--- BEGIN ---

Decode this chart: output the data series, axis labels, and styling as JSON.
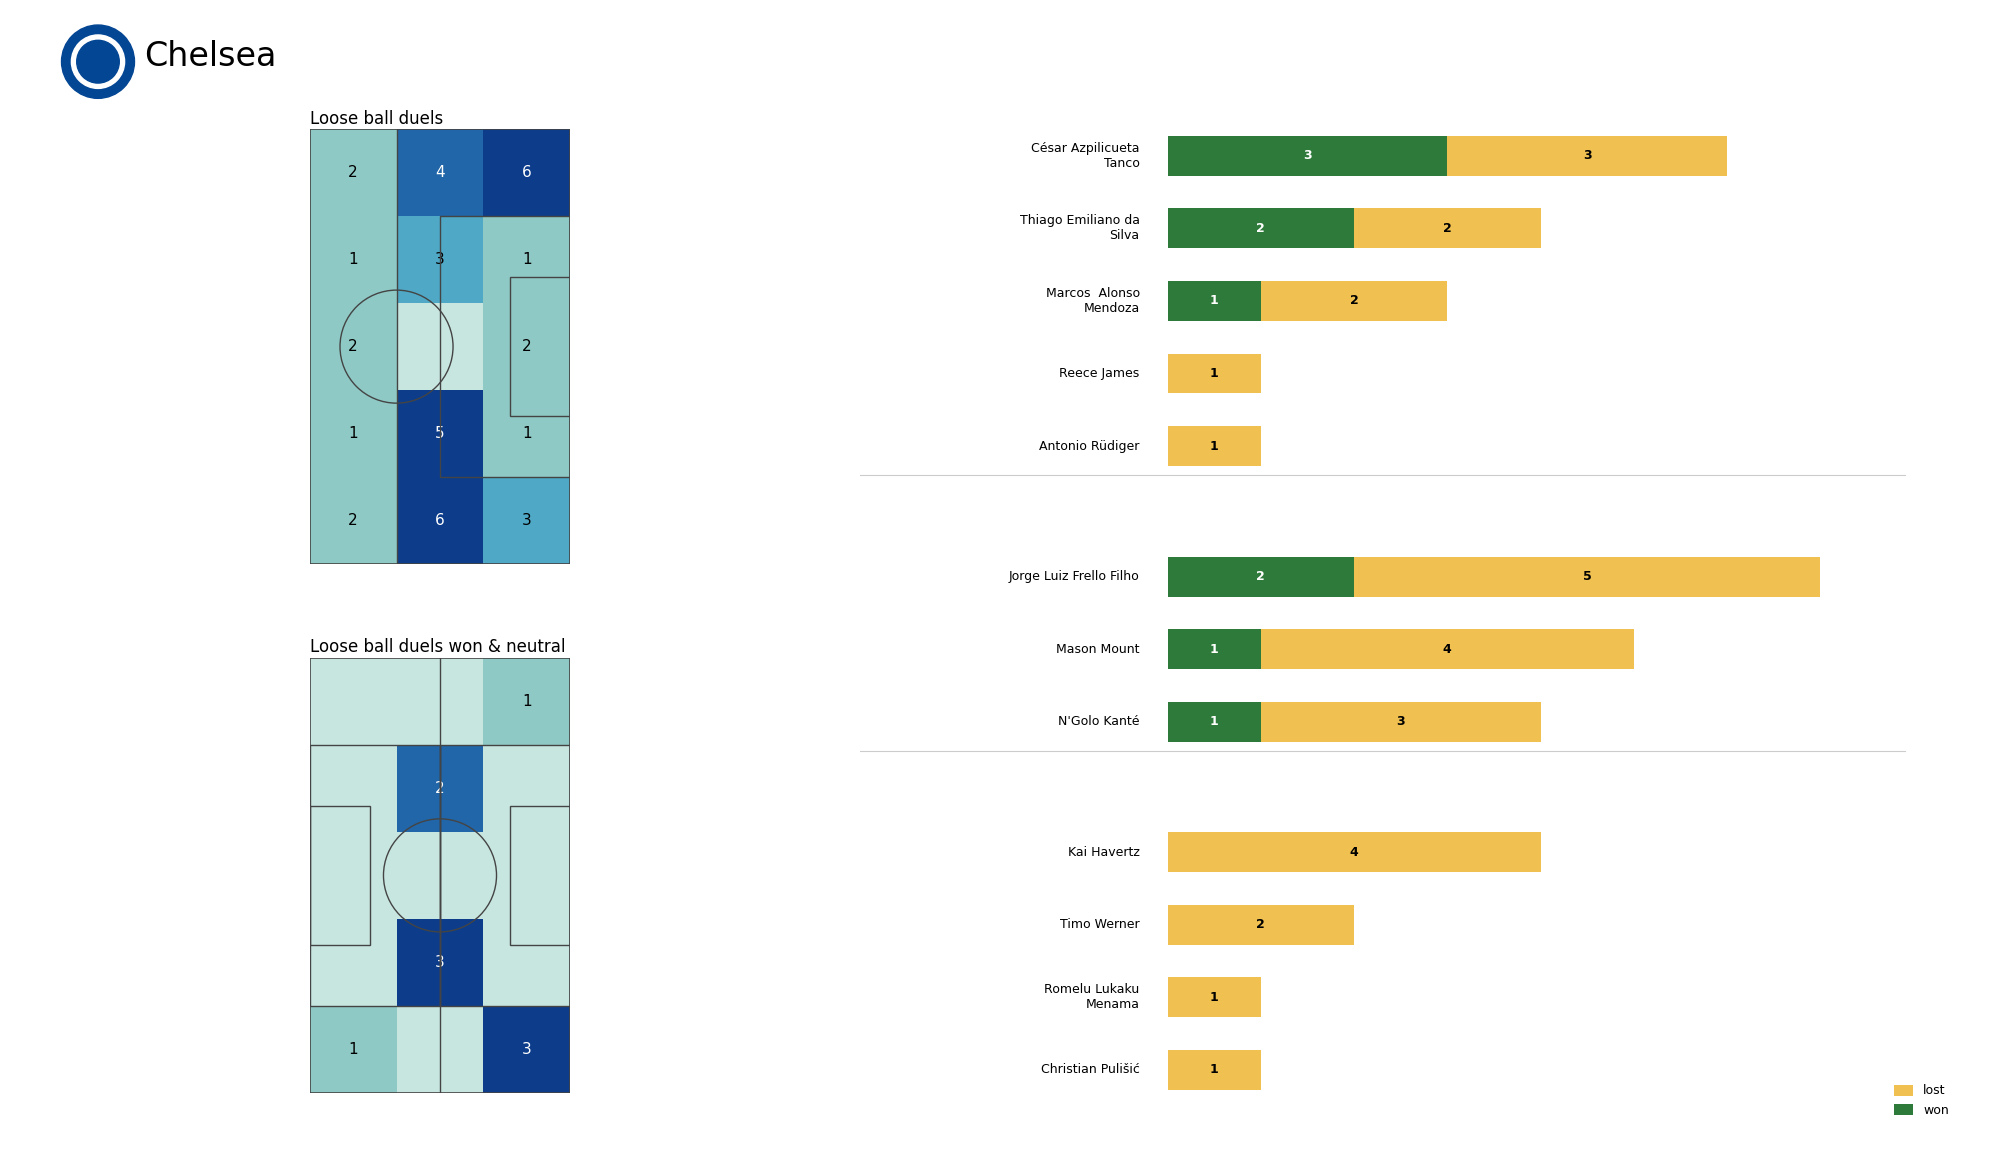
{
  "title": "Chelsea",
  "heatmap1_title": "Loose ball duels",
  "heatmap2_title": "Loose ball duels won & neutral",
  "heatmap1_data": [
    [
      2,
      4,
      6
    ],
    [
      1,
      3,
      1
    ],
    [
      2,
      0,
      2
    ],
    [
      1,
      5,
      1
    ],
    [
      2,
      6,
      3
    ]
  ],
  "heatmap2_data": [
    [
      0,
      0,
      1
    ],
    [
      0,
      2,
      0
    ],
    [
      0,
      0,
      0
    ],
    [
      0,
      3,
      0
    ],
    [
      1,
      0,
      3
    ]
  ],
  "players": [
    {
      "name": "César Azpilicueta\nTanco",
      "won": 3,
      "lost": 3
    },
    {
      "name": "Thiago Emiliano da\nSilva",
      "won": 2,
      "lost": 2
    },
    {
      "name": "Marcos  Alonso\nMendoza",
      "won": 1,
      "lost": 2
    },
    {
      "name": "Reece James",
      "won": 0,
      "lost": 1
    },
    {
      "name": "Antonio Rüdiger",
      "won": 0,
      "lost": 1
    },
    {
      "name": "Jorge Luiz Frello Filho",
      "won": 2,
      "lost": 5
    },
    {
      "name": "Mason Mount",
      "won": 1,
      "lost": 4
    },
    {
      "name": "N'Golo Kanté",
      "won": 1,
      "lost": 3
    },
    {
      "name": "Kai Havertz",
      "won": 0,
      "lost": 4
    },
    {
      "name": "Timo Werner",
      "won": 0,
      "lost": 2
    },
    {
      "name": "Romelu Lukaku\nMenama",
      "won": 0,
      "lost": 1
    },
    {
      "name": "Christian Pulišić",
      "won": 0,
      "lost": 1
    }
  ],
  "group_breaks": [
    5,
    8
  ],
  "color_won": "#2d7a3a",
  "color_lost": "#f0c050",
  "color_divider": "#cccccc",
  "bg_color": "#ffffff",
  "heatmap_colors": [
    "#c8e6e0",
    "#8ec9c5",
    "#4fa8c5",
    "#2166a8",
    "#0d3d8a"
  ],
  "chelsea_blue": "#034694"
}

--- END ---

▶ **Exercise directions**:
Transcribe the records above exactly as they appear, leaving out any pictures.

▶ **Answer for the task**:
Decode this chart: output the data series, axis labels, and styling as JSON.
{
  "title": "Chelsea",
  "heatmap1_title": "Loose ball duels",
  "heatmap2_title": "Loose ball duels won & neutral",
  "heatmap1_data": [
    [
      2,
      4,
      6
    ],
    [
      1,
      3,
      1
    ],
    [
      2,
      0,
      2
    ],
    [
      1,
      5,
      1
    ],
    [
      2,
      6,
      3
    ]
  ],
  "heatmap2_data": [
    [
      0,
      0,
      1
    ],
    [
      0,
      2,
      0
    ],
    [
      0,
      0,
      0
    ],
    [
      0,
      3,
      0
    ],
    [
      1,
      0,
      3
    ]
  ],
  "players": [
    {
      "name": "César Azpilicueta\nTanco",
      "won": 3,
      "lost": 3
    },
    {
      "name": "Thiago Emiliano da\nSilva",
      "won": 2,
      "lost": 2
    },
    {
      "name": "Marcos  Alonso\nMendoza",
      "won": 1,
      "lost": 2
    },
    {
      "name": "Reece James",
      "won": 0,
      "lost": 1
    },
    {
      "name": "Antonio Rüdiger",
      "won": 0,
      "lost": 1
    },
    {
      "name": "Jorge Luiz Frello Filho",
      "won": 2,
      "lost": 5
    },
    {
      "name": "Mason Mount",
      "won": 1,
      "lost": 4
    },
    {
      "name": "N'Golo Kanté",
      "won": 1,
      "lost": 3
    },
    {
      "name": "Kai Havertz",
      "won": 0,
      "lost": 4
    },
    {
      "name": "Timo Werner",
      "won": 0,
      "lost": 2
    },
    {
      "name": "Romelu Lukaku\nMenama",
      "won": 0,
      "lost": 1
    },
    {
      "name": "Christian Pulišić",
      "won": 0,
      "lost": 1
    }
  ],
  "group_breaks": [
    5,
    8
  ],
  "color_won": "#2d7a3a",
  "color_lost": "#f0c050",
  "color_divider": "#cccccc",
  "bg_color": "#ffffff",
  "heatmap_colors": [
    "#c8e6e0",
    "#8ec9c5",
    "#4fa8c5",
    "#2166a8",
    "#0d3d8a"
  ],
  "chelsea_blue": "#034694"
}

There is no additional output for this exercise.